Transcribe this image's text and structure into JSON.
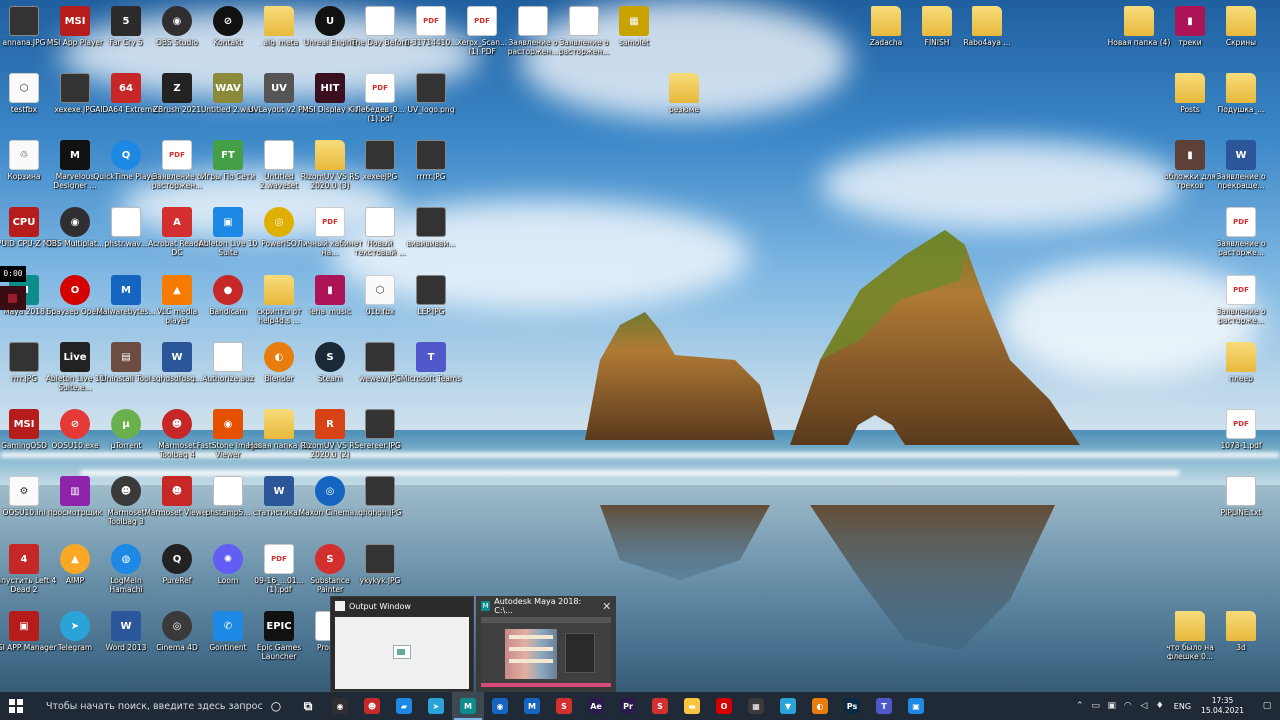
{
  "desktop": {
    "icons": [
      {
        "label": "annana.JPG",
        "kind": "img",
        "glyph": ""
      },
      {
        "label": "MSI App Player",
        "kind": "app",
        "glyph": "MSI",
        "color": "#b71c1c"
      },
      {
        "label": "Far Cry 5",
        "kind": "app",
        "glyph": "5",
        "color": "#2b2b2b"
      },
      {
        "label": "OBS Studio",
        "kind": "round",
        "glyph": "◉",
        "color": "#302e31"
      },
      {
        "label": "Kontakt",
        "kind": "round",
        "glyph": "⊘",
        "color": "#111111"
      },
      {
        "label": "_alg_meta",
        "kind": "folder",
        "glyph": ""
      },
      {
        "label": "Unreal Engine",
        "kind": "round",
        "glyph": "U",
        "color": "#111111"
      },
      {
        "label": "The Day Before",
        "kind": "doc",
        "glyph": ""
      },
      {
        "label": "fl-31714410...",
        "kind": "pdf",
        "glyph": "PDF"
      },
      {
        "label": "Xerox_Scan... (1).PDF",
        "kind": "pdf",
        "glyph": "PDF"
      },
      {
        "label": "Заявление о расторжен...",
        "kind": "doc",
        "glyph": ""
      },
      {
        "label": "Заявление о расторжен...",
        "kind": "doc",
        "glyph": ""
      },
      {
        "label": "samolet",
        "kind": "app",
        "glyph": "▦",
        "color": "#c8a200"
      },
      {
        "label": "testfbx",
        "kind": "white",
        "glyph": "⬡"
      },
      {
        "label": "xexexe.JPG",
        "kind": "img",
        "glyph": ""
      },
      {
        "label": "AIDA64 Extreme",
        "kind": "app",
        "glyph": "64",
        "color": "#c62828"
      },
      {
        "label": "ZBrush 2021",
        "kind": "app",
        "glyph": "Z",
        "color": "#222222"
      },
      {
        "label": "Untitled 2.wav",
        "kind": "app",
        "glyph": "WAV",
        "color": "#8a8a3a"
      },
      {
        "label": "UVLayout v2 Pro",
        "kind": "app",
        "glyph": "UV",
        "color": "#555555"
      },
      {
        "label": "MSI Display Kit",
        "kind": "app",
        "glyph": "HIT",
        "color": "#3a1020"
      },
      {
        "label": "Лебедев_0... (1).pdf",
        "kind": "pdf",
        "glyph": "PDF"
      },
      {
        "label": "UV_logo.png",
        "kind": "img",
        "glyph": ""
      },
      {
        "label": "Корзина",
        "kind": "white",
        "glyph": "♲"
      },
      {
        "label": "Marvelous Designer ...",
        "kind": "app",
        "glyph": "M",
        "color": "#111111"
      },
      {
        "label": "QuickTime Player",
        "kind": "round",
        "glyph": "Q",
        "color": "#1e88e5"
      },
      {
        "label": "Заявление о расторжен...",
        "kind": "pdf",
        "glyph": "PDF"
      },
      {
        "label": "Игры По Сети",
        "kind": "app",
        "glyph": "FT",
        "color": "#43a047"
      },
      {
        "label": "Untitled 2.waveset",
        "kind": "doc",
        "glyph": ""
      },
      {
        "label": "RizomUV VS RS 2020.0 (3)",
        "kind": "folder",
        "glyph": ""
      },
      {
        "label": "xexeeJPG",
        "kind": "img",
        "glyph": ""
      },
      {
        "label": "rrrrr.JPG",
        "kind": "img",
        "glyph": ""
      },
      {
        "label": "CPUID CPU-Z MSI",
        "kind": "app",
        "glyph": "CPU",
        "color": "#b71c1c"
      },
      {
        "label": "OBS Multiplat...",
        "kind": "round",
        "glyph": "◉",
        "color": "#302e31"
      },
      {
        "label": "phstr.wav...",
        "kind": "doc",
        "glyph": ""
      },
      {
        "label": "Acrobat Reader DC",
        "kind": "app",
        "glyph": "A",
        "color": "#d32f2f"
      },
      {
        "label": "Ableton Live 10 Suite",
        "kind": "app",
        "glyph": "▣",
        "color": "#1e88e5"
      },
      {
        "label": "PowerISO",
        "kind": "round",
        "glyph": "◎",
        "color": "#e0b000"
      },
      {
        "label": "Личный кабинет на...",
        "kind": "pdf",
        "glyph": "PDF"
      },
      {
        "label": "Новый текстовый ...",
        "kind": "doc",
        "glyph": ""
      },
      {
        "label": "вивививви...",
        "kind": "img",
        "glyph": ""
      },
      {
        "label": "Maya 2018",
        "kind": "app",
        "glyph": "M",
        "color": "#0e8c8c"
      },
      {
        "label": "Браузер Opera",
        "kind": "round",
        "glyph": "O",
        "color": "#d50000"
      },
      {
        "label": "Malwarebytes...",
        "kind": "app",
        "glyph": "M",
        "color": "#1565c0"
      },
      {
        "label": "VLC media player",
        "kind": "app",
        "glyph": "▲",
        "color": "#f57c00"
      },
      {
        "label": "Bandicam",
        "kind": "round",
        "glyph": "●",
        "color": "#c62828"
      },
      {
        "label": "скрипты от help4d.s ...",
        "kind": "folder",
        "glyph": ""
      },
      {
        "label": "leha_music",
        "kind": "app",
        "glyph": "▮",
        "color": "#ad1457"
      },
      {
        "label": "01b.fbx",
        "kind": "white",
        "glyph": "⬡"
      },
      {
        "label": "LEP.JPG",
        "kind": "img",
        "glyph": ""
      },
      {
        "label": "rrrr.JPG",
        "kind": "img",
        "glyph": ""
      },
      {
        "label": "Ableton Live 10 Suite.e...",
        "kind": "app",
        "glyph": "Live",
        "color": "#222222"
      },
      {
        "label": "Uninstall Tool",
        "kind": "app",
        "glyph": "▤",
        "color": "#6d4c41"
      },
      {
        "label": "sghdsdfdsg...",
        "kind": "word",
        "glyph": "W"
      },
      {
        "label": "Authorize.auz",
        "kind": "doc",
        "glyph": ""
      },
      {
        "label": "Blender",
        "kind": "round",
        "glyph": "◐",
        "color": "#e87d0d"
      },
      {
        "label": "Steam",
        "kind": "round",
        "glyph": "S",
        "color": "#1b2838"
      },
      {
        "label": "wewew.JPG",
        "kind": "img",
        "glyph": ""
      },
      {
        "label": "Microsoft Teams",
        "kind": "app",
        "glyph": "T",
        "color": "#5059c9"
      },
      {
        "label": "GamingOSD",
        "kind": "app",
        "glyph": "MSI",
        "color": "#b71c1c"
      },
      {
        "label": "OOSU10.exe",
        "kind": "round",
        "glyph": "⊘",
        "color": "#e53935"
      },
      {
        "label": "μTorrent",
        "kind": "round",
        "glyph": "μ",
        "color": "#6ab04c"
      },
      {
        "label": "Marmoset Toolbag 4",
        "kind": "round",
        "glyph": "☻",
        "color": "#c62828"
      },
      {
        "label": "FastStone Image Viewer",
        "kind": "app",
        "glyph": "◉",
        "color": "#e65100"
      },
      {
        "label": "Новая папка (2)",
        "kind": "folder",
        "glyph": ""
      },
      {
        "label": "RizomUV VS RS 2020.0 (2)",
        "kind": "app",
        "glyph": "R",
        "color": "#d84315"
      },
      {
        "label": "erereer.JPG",
        "kind": "img",
        "glyph": ""
      },
      {
        "label": "OOSU10.ini",
        "kind": "white",
        "glyph": "⚙"
      },
      {
        "label": "просмотрщик",
        "kind": "app",
        "glyph": "▥",
        "color": "#8e24aa"
      },
      {
        "label": "Marmoset Toolbag 3",
        "kind": "round",
        "glyph": "☻",
        "color": "#3a3a3a"
      },
      {
        "label": "Marmoset Viewer",
        "kind": "app",
        "glyph": "☻",
        "color": "#c62828"
      },
      {
        "label": "phstamp5...",
        "kind": "doc",
        "glyph": ""
      },
      {
        "label": "статистика...",
        "kind": "word",
        "glyph": "W"
      },
      {
        "label": "Maxon Cinema...",
        "kind": "round",
        "glyph": "◎",
        "color": "#1565c0"
      },
      {
        "label": "ghghgh.JPG",
        "kind": "img",
        "glyph": ""
      },
      {
        "label": "Запустить Left 4 Dead 2",
        "kind": "app",
        "glyph": "4",
        "color": "#c62828"
      },
      {
        "label": "AIMP",
        "kind": "round",
        "glyph": "▲",
        "color": "#f9a825"
      },
      {
        "label": "LogMeIn Hamachi",
        "kind": "round",
        "glyph": "◍",
        "color": "#1e88e5"
      },
      {
        "label": "PureRef",
        "kind": "round",
        "glyph": "Q",
        "color": "#222222"
      },
      {
        "label": "Loom",
        "kind": "round",
        "glyph": "✺",
        "color": "#625df5"
      },
      {
        "label": "09-16_...01... (1).pdf",
        "kind": "pdf",
        "glyph": "PDF"
      },
      {
        "label": "Substance Painter",
        "kind": "round",
        "glyph": "S",
        "color": "#d32f2f"
      },
      {
        "label": "ykykyk.JPG",
        "kind": "img",
        "glyph": ""
      },
      {
        "label": "MSI APP Manager",
        "kind": "app",
        "glyph": "▣",
        "color": "#b71c1c"
      },
      {
        "label": "Telegram",
        "kind": "round",
        "glyph": "➤",
        "color": "#2aa3d9"
      },
      {
        "label": "Word 2013",
        "kind": "word",
        "glyph": "W"
      },
      {
        "label": "Cinema 4D",
        "kind": "round",
        "glyph": "◎",
        "color": "#3a3a3a"
      },
      {
        "label": "Gontinent",
        "kind": "app",
        "glyph": "✆",
        "color": "#1e88e5"
      },
      {
        "label": "Epic Games Launcher",
        "kind": "app",
        "glyph": "EPIC",
        "color": "#111111"
      },
      {
        "label": "Propl...",
        "kind": "doc",
        "glyph": ""
      },
      {
        "label": "Zadacha",
        "kind": "folder",
        "glyph": ""
      },
      {
        "label": "FINISH",
        "kind": "folder",
        "glyph": ""
      },
      {
        "label": "Rabo4aya ...",
        "kind": "folder",
        "glyph": ""
      },
      {
        "label": "резюме",
        "kind": "folder",
        "glyph": ""
      },
      {
        "label": "Новая папка (4)",
        "kind": "folder",
        "glyph": ""
      },
      {
        "label": "треки",
        "kind": "app",
        "glyph": "▮",
        "color": "#ad1457"
      },
      {
        "label": "Скрины",
        "kind": "folder",
        "glyph": ""
      },
      {
        "label": "Posts",
        "kind": "folder",
        "glyph": ""
      },
      {
        "label": "Подушка_...",
        "kind": "folder",
        "glyph": ""
      },
      {
        "label": "обложки для треков",
        "kind": "app",
        "glyph": "▮",
        "color": "#5d4037"
      },
      {
        "label": "Заявление о прекраще...",
        "kind": "word",
        "glyph": "W"
      },
      {
        "label": "Заявление о расторже...",
        "kind": "pdf",
        "glyph": "PDF"
      },
      {
        "label": "Заявление о расторже...",
        "kind": "pdf",
        "glyph": "PDF"
      },
      {
        "label": "плеер",
        "kind": "folder",
        "glyph": ""
      },
      {
        "label": "1073-1.pdf",
        "kind": "pdf",
        "glyph": "PDF"
      },
      {
        "label": "PIPLINE.txt",
        "kind": "doc",
        "glyph": ""
      },
      {
        "label": "что было на флешке 0...",
        "kind": "folder",
        "glyph": ""
      },
      {
        "label": "3d",
        "kind": "folder",
        "glyph": ""
      }
    ]
  },
  "recording": {
    "time": "0:00"
  },
  "previews": [
    {
      "title": "Output Window",
      "icon": "output-window-icon"
    },
    {
      "title": "Autodesk Maya 2018: C:\\...",
      "icon": "maya-icon"
    }
  ],
  "taskbar": {
    "search_placeholder": "Чтобы начать поиск, введите здесь запрос",
    "apps": [
      {
        "name": "cortana",
        "glyph": "○",
        "color": "transparent"
      },
      {
        "name": "task-view",
        "glyph": "⧉",
        "color": "transparent"
      },
      {
        "name": "obs",
        "glyph": "◉",
        "color": "#302e31"
      },
      {
        "name": "bandicam",
        "glyph": "☻",
        "color": "#c62828"
      },
      {
        "name": "explorer-blue",
        "glyph": "▰",
        "color": "#1e88e5"
      },
      {
        "name": "telegram",
        "glyph": "➤",
        "color": "#2aa3d9"
      },
      {
        "name": "maya",
        "glyph": "M",
        "color": "#0e8c8c",
        "active": true
      },
      {
        "name": "chrome",
        "glyph": "◉",
        "color": "#1565c0"
      },
      {
        "name": "malwarebytes",
        "glyph": "M",
        "color": "#1565c0"
      },
      {
        "name": "substance",
        "glyph": "S",
        "color": "#d32f2f"
      },
      {
        "name": "after-effects",
        "glyph": "Ae",
        "color": "#2b1a4d"
      },
      {
        "name": "premiere",
        "glyph": "Pr",
        "color": "#2b1a4d"
      },
      {
        "name": "substance-painter",
        "glyph": "S",
        "color": "#d32f2f"
      },
      {
        "name": "file-explorer",
        "glyph": "▬",
        "color": "#f9c440"
      },
      {
        "name": "opera",
        "glyph": "O",
        "color": "#d50000"
      },
      {
        "name": "calculator",
        "glyph": "▦",
        "color": "#3a3a3a"
      },
      {
        "name": "shield",
        "glyph": "▼",
        "color": "#2aa3d9"
      },
      {
        "name": "blender",
        "glyph": "◐",
        "color": "#e87d0d"
      },
      {
        "name": "photoshop",
        "glyph": "Ps",
        "color": "#0b2942"
      },
      {
        "name": "teams",
        "glyph": "T",
        "color": "#5059c9"
      },
      {
        "name": "app-blue",
        "glyph": "▣",
        "color": "#1e88e5"
      }
    ],
    "tray": {
      "lang": "ENG",
      "time": "17:35",
      "date": "15.04.2021"
    }
  }
}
________________
* **DIRECTION**
Lines containing the word "Marmoset" must all be returned from the material above.

* **TASK ANSWER**
        "label": "Marmoset Toolbag 4",
        "label": "Marmoset Toolbag 3",
        "label": "Marmoset Viewer",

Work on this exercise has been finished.